Directive>
Your task is to give the data again, exactly, with every line intact.

Stored records:
──────────
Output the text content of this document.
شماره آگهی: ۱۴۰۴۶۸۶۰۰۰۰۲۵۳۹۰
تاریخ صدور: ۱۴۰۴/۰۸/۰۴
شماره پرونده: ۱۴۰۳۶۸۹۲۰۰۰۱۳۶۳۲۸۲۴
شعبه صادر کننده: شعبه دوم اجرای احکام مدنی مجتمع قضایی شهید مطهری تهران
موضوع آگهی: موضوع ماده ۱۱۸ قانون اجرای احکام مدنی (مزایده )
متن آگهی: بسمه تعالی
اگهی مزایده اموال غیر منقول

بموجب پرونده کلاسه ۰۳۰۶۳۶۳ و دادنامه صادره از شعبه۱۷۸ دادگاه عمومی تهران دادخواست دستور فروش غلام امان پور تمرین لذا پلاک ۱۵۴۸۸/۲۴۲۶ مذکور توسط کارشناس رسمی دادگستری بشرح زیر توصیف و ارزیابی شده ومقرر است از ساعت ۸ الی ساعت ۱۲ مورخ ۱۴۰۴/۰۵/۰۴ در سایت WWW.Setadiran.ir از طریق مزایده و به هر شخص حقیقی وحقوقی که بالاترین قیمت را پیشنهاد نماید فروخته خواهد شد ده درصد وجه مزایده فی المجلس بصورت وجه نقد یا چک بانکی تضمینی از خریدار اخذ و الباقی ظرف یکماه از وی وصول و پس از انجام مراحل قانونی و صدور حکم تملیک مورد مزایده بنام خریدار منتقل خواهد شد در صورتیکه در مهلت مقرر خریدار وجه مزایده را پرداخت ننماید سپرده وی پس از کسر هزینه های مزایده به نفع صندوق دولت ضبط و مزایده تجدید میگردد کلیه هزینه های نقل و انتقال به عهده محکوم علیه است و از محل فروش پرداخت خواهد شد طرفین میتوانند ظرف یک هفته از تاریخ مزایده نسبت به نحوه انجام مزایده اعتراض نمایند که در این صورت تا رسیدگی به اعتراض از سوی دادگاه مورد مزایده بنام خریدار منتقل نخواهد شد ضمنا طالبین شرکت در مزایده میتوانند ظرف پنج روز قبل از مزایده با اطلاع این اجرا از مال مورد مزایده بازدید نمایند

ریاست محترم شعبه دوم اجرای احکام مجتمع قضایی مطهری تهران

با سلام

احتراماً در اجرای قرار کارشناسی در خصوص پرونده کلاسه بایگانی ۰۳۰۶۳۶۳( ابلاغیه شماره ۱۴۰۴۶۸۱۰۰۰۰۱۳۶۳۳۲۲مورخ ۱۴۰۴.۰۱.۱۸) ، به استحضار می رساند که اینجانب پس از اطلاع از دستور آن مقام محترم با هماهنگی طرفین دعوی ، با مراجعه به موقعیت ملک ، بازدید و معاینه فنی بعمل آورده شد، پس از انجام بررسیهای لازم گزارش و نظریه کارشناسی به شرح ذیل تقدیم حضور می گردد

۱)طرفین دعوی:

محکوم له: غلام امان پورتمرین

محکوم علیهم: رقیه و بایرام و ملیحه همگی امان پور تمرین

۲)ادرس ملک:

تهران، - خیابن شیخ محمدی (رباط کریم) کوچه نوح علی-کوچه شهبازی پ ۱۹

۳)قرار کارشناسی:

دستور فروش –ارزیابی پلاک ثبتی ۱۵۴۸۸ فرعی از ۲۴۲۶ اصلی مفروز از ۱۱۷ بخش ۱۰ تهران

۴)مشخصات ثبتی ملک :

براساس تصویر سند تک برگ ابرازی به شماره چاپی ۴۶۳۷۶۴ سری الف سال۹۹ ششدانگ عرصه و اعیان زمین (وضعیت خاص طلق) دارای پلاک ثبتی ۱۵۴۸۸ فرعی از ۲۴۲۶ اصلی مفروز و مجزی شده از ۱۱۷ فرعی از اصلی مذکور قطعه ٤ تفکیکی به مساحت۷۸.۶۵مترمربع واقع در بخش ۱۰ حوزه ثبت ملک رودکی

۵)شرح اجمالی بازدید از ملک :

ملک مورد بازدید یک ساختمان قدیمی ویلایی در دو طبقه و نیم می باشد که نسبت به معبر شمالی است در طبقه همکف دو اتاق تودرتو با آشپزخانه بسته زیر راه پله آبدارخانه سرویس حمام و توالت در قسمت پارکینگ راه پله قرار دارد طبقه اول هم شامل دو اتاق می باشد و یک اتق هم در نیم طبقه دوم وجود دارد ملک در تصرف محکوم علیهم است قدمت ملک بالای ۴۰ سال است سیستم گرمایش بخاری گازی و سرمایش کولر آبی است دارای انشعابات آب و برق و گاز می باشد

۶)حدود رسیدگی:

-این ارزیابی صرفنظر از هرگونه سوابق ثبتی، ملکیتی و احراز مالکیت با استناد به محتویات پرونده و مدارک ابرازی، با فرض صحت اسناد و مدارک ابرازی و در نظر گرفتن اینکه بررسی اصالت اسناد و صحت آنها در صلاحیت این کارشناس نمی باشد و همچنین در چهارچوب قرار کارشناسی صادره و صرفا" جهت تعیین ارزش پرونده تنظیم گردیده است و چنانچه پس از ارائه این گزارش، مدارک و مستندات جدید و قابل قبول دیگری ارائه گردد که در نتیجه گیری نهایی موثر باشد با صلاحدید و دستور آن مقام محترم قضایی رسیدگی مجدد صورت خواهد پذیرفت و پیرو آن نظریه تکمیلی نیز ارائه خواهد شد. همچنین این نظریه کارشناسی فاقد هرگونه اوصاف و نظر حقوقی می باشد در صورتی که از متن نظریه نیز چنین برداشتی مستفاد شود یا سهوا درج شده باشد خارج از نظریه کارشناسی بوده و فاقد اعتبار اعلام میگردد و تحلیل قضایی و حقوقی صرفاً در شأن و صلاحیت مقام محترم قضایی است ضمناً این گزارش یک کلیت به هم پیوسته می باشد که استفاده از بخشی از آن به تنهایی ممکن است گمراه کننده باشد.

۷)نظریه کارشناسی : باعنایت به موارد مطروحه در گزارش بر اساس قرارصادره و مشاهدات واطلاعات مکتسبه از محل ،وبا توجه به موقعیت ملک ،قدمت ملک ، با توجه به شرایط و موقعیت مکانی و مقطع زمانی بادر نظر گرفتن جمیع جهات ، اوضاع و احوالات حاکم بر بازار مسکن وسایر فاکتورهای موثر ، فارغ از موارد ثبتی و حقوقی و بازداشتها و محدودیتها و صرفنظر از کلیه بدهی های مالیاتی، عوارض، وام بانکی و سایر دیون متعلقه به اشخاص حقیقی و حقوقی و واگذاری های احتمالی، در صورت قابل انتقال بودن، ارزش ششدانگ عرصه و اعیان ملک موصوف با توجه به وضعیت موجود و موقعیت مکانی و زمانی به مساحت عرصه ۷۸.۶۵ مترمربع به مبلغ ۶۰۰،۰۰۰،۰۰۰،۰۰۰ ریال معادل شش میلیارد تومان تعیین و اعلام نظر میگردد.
──────────
Final result>
Output the text content of this document.
شماره آگهی: ۱۴۰۴۶۸۶۰۰۰۰۲۵۳۹۰
تاریخ صدور: ۱۴۰۴/۰۸/۰۴
شماره پرونده: ۱۴۰۳۶۸۹۲۰۰۰۱۳۶۳۲۸۲۴
شعبه صادر کننده: شعبه دوم اجرای احکام مدنی مجتمع قضایی شهید مطهری تهران
موضوع آگهی: موضوع ماده ۱۱۸ قانون اجرای احکام مدنی (مزایده )
متن آگهی: بسمه تعالی
اگهی مزایده اموال غیر منقول

بموجب پرونده کلاسه ۰۳۰۶۳۶۳ و دادنامه صادره از شعبه۱۷۸ دادگاه عمومی تهران دادخواست دستور فروش غلام امان پور تمرین لذا پلاک ۱۵۴۸۸/۲۴۲۶ مذکور توسط کارشناس رسمی دادگستری بشرح زیر توصیف و ارزیابی شده ومقرر است از ساعت ۸ الی ساعت ۱۲ مورخ ۱۴۰۴/۰۵/۰۴ در سایت WWW.Setadiran.ir از طریق مزایده و به هر شخص حقیقی وحقوقی که بالاترین قیمت را پیشنهاد نماید فروخته خواهد شد ده درصد وجه مزایده فی المجلس بصورت وجه نقد یا چک بانکی تضمینی از خریدار اخذ و الباقی ظرف یکماه از وی وصول و پس از انجام مراحل قانونی و صدور حکم تملیک مورد مزایده بنام خریدار منتقل خواهد شد در صورتیکه در مهلت مقرر خریدار وجه مزایده را پرداخت ننماید سپرده وی پس از کسر هزینه های مزایده به نفع صندوق دولت ضبط و مزایده تجدید میگردد کلیه هزینه های نقل و انتقال به عهده محکوم علیه است و از محل فروش پرداخت خواهد شد طرفین میتوانند ظرف یک هفته از تاریخ مزایده نسبت به نحوه انجام مزایده اعتراض نمایند که در این صورت تا رسیدگی به اعتراض از سوی دادگاه مورد مزایده بنام خریدار منتقل نخواهد شد ضمنا طالبین شرکت در مزایده میتوانند ظرف پنج روز قبل از مزایده با اطلاع این اجرا از مال مورد مزایده بازدید نمایند

ریاست محترم شعبه دوم اجرای احکام مجتمع قضایی مطهری تهران

با سلام

احتراماً در اجرای قرار کارشناسی در خصوص پرونده کلاسه بایگانی ۰۳۰۶۳۶۳( ابلاغیه شماره ۱۴۰۴۶۸۱۰۰۰۰۱۳۶۳۳۲۲مورخ ۱۴۰۴.۰۱.۱۸) ، به استحضار می رساند که اینجانب پس از اطلاع از دستور آن مقام محترم با هماهنگی طرفین دعوی ، با مراجعه به موقعیت ملک ، بازدید و معاینه فنی بعمل آورده شد، پس از انجام بررسیهای لازم گزارش و نظریه کارشناسی به شرح ذیل تقدیم حضور می گردد

۱)طرفین دعوی:

محکوم له: غلام امان پورتمرین

محکوم علیهم: رقیه و بایرام و ملیحه همگی امان پور تمرین

۲)ادرس ملک:

تهران، - خیابن شیخ محمدی (رباط کریم) کوچه نوح علی-کوچه شهبازی پ ۱۹

۳)قرار کارشناسی:

دستور فروش –ارزیابی پلاک ثبتی ۱۵۴۸۸ فرعی از ۲۴۲۶ اصلی مفروز از ۱۱۷ بخش ۱۰ تهران

۴)مشخصات ثبتی ملک :

براساس تصویر سند تک برگ ابرازی به شماره چاپی ۴۶۳۷۶۴ سری الف سال۹۹ ششدانگ عرصه و اعیان زمین (وضعیت خاص طلق) دارای پلاک ثبتی ۱۵۴۸۸ فرعی از ۲۴۲۶ اصلی مفروز و مجزی شده از ۱۱۷ فرعی از اصلی مذکور قطعه ٤ تفکیکی به مساحت۷۸.۶۵مترمربع واقع در بخش ۱۰ حوزه ثبت ملک رودکی

۵)شرح اجمالی بازدید از ملک :

ملک مورد بازدید یک ساختمان قدیمی ویلایی در دو طبقه و نیم می باشد که نسبت به معبر شمالی است در طبقه همکف دو اتاق تودرتو با آشپزخانه بسته زیر راه پله آبدارخانه سرویس حمام و توالت در قسمت پارکینگ راه پله قرار دارد طبقه اول هم شامل دو اتاق می باشد و یک اتق هم در نیم طبقه دوم وجود دارد ملک در تصرف محکوم علیهم است قدمت ملک بالای ۴۰ سال است سیستم گرمایش بخاری گازی و سرمایش کولر آبی است دارای انشعابات آب و برق و گاز می باشد

۶)حدود رسیدگی:

-این ارزیابی صرفنظر از هرگونه سوابق ثبتی، ملکیتی و احراز مالکیت با استناد به محتویات پرونده و مدارک ابرازی، با فرض صحت اسناد و مدارک ابرازی و در نظر گرفتن اینکه بررسی اصالت اسناد و صحت آنها در صلاحیت این کارشناس نمی باشد و همچنین در چهارچوب قرار کارشناسی صادره و صرفا" جهت تعیین ارزش پرونده تنظیم گردیده است و چنانچه پس از ارائه این گزارش، مدارک و مستندات جدید و قابل قبول دیگری ارائه گردد که در نتیجه گیری نهایی موثر باشد با صلاحدید و دستور آن مقام محترم قضایی رسیدگی مجدد صورت خواهد پذیرفت و پیرو آن نظریه تکمیلی نیز ارائه خواهد شد. همچنین این نظریه کارشناسی فاقد هرگونه اوصاف و نظر حقوقی می باشد در صورتی که از متن نظریه نیز چنین برداشتی مستفاد شود یا سهوا درج شده باشد خارج از نظریه کارشناسی بوده و فاقد اعتبار اعلام میگردد و تحلیل قضایی و حقوقی صرفاً در شأن و صلاحیت مقام محترم قضایی است ضمناً این گزارش یک کلیت به هم پیوسته می باشد که استفاده از بخشی از آن به تنهایی ممکن است گمراه کننده باشد.

۷)نظریه کارشناسی : باعنایت به موارد مطروحه در گزارش بر اساس قرارصادره و مشاهدات واطلاعات مکتسبه از محل ،وبا توجه به موقعیت ملک ،قدمت ملک ، با توجه به شرایط و موقعیت مکانی و مقطع زمانی بادر نظر گرفتن جمیع جهات ، اوضاع و احوالات حاکم بر بازار مسکن وسایر فاکتورهای موثر ، فارغ از موارد ثبتی و حقوقی و بازداشتها و محدودیتها و صرفنظر از کلیه بدهی های مالیاتی، عوارض، وام بانکی و سایر دیون متعلقه به اشخاص حقیقی و حقوقی و واگذاری های احتمالی، در صورت قابل انتقال بودن، ارزش ششدانگ عرصه و اعیان ملک موصوف با توجه به وضعیت موجود و موقعیت مکانی و زمانی به مساحت عرصه ۷۸.۶۵ مترمربع به مبلغ ۶۰۰،۰۰۰،۰۰۰،۰۰۰ ریال معادل شش میلیارد تومان تعیین و اعلام نظر میگردد.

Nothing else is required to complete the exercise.